### What to do
Beneath this task is a listing; retype all of it exactly.

(Lines of data)
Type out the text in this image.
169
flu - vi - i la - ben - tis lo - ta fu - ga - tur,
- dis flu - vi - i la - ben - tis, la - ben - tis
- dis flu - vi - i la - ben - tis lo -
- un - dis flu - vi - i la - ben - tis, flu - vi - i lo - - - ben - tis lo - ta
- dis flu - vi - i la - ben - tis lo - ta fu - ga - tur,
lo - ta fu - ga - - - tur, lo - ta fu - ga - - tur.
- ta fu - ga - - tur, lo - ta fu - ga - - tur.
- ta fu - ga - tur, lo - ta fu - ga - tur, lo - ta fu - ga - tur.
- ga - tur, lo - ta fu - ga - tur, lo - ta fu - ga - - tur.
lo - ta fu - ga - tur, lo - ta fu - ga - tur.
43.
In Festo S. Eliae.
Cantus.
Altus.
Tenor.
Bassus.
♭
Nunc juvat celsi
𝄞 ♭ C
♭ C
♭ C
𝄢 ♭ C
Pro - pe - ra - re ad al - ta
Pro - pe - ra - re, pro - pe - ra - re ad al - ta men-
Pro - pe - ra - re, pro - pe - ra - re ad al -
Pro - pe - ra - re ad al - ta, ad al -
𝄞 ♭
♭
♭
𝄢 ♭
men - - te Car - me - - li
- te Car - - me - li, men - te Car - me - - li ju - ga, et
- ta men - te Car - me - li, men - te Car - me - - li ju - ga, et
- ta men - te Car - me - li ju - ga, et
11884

### Result for this exercise
Type out the text in this image.
169
flu - vi - i la - ben - tis lo - ta fu - ga - tur,
- dis flu - vi - i la - ben - tis, la - ben - tis
- dis flu - vi - i la - ben - tis lo -
- un - dis flu - vi - i la - ben - tis, flu - vi - i lo - - - ben - tis lo - ta
- dis flu - vi - i la - ben - tis lo - ta fu - ga - tur,
lo - ta fu - ga - - - tur, lo - ta fu - ga - - tur.
- ta fu - ga - - tur, lo - ta fu - ga - - tur.
- ta fu - ga - tur, lo - ta fu - ga - tur, lo - ta fu - ga - tur.
- ga - tur, lo - ta fu - ga - tur, lo - ta fu - ga - - tur.
lo - ta fu - ga - tur, lo - ta fu - ga - tur.
43.
In Festo S. Eliae.
Cantus.
Altus.
Tenor.
Bassus.
♭
Nunc juvat celsi
𝄞 ♭ C
♭ C
♭ C
𝄢 ♭ C
Pro - pe - ra - re ad al - ta
Pro - pe - ra - re, pro - pe - ra - re ad al - ta men-
Pro - pe - ra - re, pro - pe - ra - re ad al -
Pro - pe - ra - re ad al - ta, ad al -
𝄞 ♭
♭
♭
𝄢 ♭
men - - te Car - me - - li
- te Car - - me - li, men - te Car - me - - li ju - ga, et
- ta men - te Car - me - li, men - te Car - me - - li ju - ga, et
- ta men - te Car - me - li ju - ga, et
11884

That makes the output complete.